> [Aim]: Both the line containing "Give me the" and the last line of the listing are included: write out exactly the lines from one to the other.

+---+

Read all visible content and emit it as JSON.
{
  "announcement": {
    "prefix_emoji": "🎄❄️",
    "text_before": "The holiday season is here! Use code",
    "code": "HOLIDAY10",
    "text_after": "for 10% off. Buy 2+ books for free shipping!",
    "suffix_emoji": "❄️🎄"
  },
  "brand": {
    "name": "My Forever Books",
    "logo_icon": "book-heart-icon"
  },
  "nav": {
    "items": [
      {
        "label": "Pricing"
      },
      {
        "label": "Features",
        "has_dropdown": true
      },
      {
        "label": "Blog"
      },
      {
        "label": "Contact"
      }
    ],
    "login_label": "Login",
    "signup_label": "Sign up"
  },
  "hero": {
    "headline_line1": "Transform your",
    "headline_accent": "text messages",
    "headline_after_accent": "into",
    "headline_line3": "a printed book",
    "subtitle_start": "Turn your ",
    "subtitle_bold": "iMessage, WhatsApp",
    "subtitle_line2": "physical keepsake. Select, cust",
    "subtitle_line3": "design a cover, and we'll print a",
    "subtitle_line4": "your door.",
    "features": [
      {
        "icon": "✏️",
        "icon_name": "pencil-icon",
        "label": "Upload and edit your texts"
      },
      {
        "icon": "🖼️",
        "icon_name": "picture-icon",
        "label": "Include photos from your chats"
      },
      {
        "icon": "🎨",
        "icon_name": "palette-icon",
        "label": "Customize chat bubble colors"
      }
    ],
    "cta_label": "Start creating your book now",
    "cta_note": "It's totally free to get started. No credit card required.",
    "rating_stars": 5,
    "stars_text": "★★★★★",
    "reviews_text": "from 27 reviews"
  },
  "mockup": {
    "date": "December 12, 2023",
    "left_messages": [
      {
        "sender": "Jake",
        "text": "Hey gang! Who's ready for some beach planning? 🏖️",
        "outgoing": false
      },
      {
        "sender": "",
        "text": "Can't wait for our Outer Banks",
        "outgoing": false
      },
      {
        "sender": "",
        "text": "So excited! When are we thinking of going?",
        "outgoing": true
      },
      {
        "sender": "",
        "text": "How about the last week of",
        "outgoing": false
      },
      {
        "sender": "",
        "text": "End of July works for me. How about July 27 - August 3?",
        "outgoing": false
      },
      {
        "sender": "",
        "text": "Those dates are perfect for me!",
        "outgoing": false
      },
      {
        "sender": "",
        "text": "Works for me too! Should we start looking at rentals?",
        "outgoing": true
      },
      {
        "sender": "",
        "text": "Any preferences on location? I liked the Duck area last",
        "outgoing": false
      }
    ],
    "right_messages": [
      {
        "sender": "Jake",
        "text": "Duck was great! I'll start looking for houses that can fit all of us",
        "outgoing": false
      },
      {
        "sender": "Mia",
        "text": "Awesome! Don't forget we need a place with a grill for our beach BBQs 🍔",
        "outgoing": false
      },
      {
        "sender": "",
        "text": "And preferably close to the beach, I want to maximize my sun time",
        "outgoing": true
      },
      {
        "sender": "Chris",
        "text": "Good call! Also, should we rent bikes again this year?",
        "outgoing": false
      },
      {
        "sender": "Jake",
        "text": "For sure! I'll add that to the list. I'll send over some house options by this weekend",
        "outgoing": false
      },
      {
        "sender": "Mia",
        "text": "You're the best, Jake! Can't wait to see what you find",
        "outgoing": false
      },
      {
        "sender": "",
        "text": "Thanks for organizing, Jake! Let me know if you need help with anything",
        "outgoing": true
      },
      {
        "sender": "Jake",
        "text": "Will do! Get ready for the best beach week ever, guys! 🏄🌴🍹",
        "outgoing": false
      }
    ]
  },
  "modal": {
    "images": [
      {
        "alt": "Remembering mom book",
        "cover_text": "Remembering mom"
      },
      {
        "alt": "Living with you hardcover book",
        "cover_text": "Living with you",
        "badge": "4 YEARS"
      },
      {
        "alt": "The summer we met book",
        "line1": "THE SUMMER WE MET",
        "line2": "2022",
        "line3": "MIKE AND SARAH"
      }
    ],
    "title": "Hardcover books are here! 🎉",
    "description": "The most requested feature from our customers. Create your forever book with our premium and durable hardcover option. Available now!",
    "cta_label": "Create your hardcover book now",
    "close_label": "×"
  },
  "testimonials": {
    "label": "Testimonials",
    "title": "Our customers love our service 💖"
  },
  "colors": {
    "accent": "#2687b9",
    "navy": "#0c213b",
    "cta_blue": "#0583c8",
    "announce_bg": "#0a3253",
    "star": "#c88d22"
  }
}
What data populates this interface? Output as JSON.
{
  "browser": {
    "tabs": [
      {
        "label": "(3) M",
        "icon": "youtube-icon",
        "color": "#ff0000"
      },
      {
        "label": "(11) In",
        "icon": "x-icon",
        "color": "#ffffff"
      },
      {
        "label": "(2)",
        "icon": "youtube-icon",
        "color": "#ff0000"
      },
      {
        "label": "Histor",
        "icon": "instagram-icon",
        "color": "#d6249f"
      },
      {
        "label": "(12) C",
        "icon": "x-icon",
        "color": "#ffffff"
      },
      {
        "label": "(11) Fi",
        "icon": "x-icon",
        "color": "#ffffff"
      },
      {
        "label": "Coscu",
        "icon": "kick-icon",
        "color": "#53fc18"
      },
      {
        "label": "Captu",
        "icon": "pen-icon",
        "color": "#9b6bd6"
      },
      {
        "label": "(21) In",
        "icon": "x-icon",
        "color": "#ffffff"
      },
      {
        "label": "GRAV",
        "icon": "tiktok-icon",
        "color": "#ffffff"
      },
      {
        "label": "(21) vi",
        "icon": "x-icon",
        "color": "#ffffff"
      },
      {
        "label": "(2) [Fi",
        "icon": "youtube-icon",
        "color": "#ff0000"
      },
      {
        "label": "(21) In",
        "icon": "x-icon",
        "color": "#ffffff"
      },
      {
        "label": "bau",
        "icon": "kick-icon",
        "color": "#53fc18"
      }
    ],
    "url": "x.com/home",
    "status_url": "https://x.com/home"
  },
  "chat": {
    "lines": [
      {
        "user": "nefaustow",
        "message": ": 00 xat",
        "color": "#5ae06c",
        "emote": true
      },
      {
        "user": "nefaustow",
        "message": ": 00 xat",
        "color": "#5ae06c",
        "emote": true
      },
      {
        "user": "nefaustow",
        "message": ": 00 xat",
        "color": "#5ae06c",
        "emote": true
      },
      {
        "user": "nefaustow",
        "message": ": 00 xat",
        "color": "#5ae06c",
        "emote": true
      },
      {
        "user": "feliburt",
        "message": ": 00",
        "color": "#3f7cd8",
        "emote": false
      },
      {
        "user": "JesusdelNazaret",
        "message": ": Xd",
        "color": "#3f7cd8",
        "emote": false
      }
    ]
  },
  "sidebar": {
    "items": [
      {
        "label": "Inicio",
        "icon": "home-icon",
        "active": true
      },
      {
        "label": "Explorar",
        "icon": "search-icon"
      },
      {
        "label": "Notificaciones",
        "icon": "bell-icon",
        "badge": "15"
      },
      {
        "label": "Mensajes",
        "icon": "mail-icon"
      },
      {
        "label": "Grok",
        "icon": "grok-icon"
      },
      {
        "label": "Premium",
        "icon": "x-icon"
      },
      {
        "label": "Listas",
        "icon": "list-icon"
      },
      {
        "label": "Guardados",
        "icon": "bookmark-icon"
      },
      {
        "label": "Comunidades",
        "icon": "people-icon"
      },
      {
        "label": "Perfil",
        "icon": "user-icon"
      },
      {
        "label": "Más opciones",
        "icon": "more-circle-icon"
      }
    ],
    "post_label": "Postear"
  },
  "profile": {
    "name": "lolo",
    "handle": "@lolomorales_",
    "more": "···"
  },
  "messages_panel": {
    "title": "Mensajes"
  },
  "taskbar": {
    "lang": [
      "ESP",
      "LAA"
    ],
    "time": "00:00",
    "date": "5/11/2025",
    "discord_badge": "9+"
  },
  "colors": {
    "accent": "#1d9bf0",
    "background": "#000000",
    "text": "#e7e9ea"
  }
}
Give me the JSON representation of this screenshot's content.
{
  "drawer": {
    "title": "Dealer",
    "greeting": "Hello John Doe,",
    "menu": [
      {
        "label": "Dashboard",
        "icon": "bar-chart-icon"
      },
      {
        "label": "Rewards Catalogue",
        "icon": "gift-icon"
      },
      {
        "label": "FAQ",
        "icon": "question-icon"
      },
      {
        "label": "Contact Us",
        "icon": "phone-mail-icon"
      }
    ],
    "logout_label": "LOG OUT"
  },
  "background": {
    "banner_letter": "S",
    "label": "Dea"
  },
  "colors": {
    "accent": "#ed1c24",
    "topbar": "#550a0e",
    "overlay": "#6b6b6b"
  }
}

+---+

> [The answer]:
Give me the JSON representation of this screenshot's content.
{
  "drawer": {
    "title": "Dealer",
    "greeting": "Hello John Doe,",
    "menu": [
      {
        "label": "Dashboard",
        "icon": "bar-chart-icon"
      },
      {
        "label": "Rewards Catalogue",
        "icon": "gift-icon"
      },
      {
        "label": "FAQ",
        "icon": "question-icon"
      },
      {
        "label": "Contact Us",
        "icon": "phone-mail-icon"
      }
    ],
    "logout_label": "LOG OUT"
  },
  "background": {
    "banner_letter": "S",
    "label": "Dea"
  },
  "colors": {
    "accent": "#ed1c24",
    "topbar": "#550a0e",
    "overlay": "#6b6b6b"
  }
}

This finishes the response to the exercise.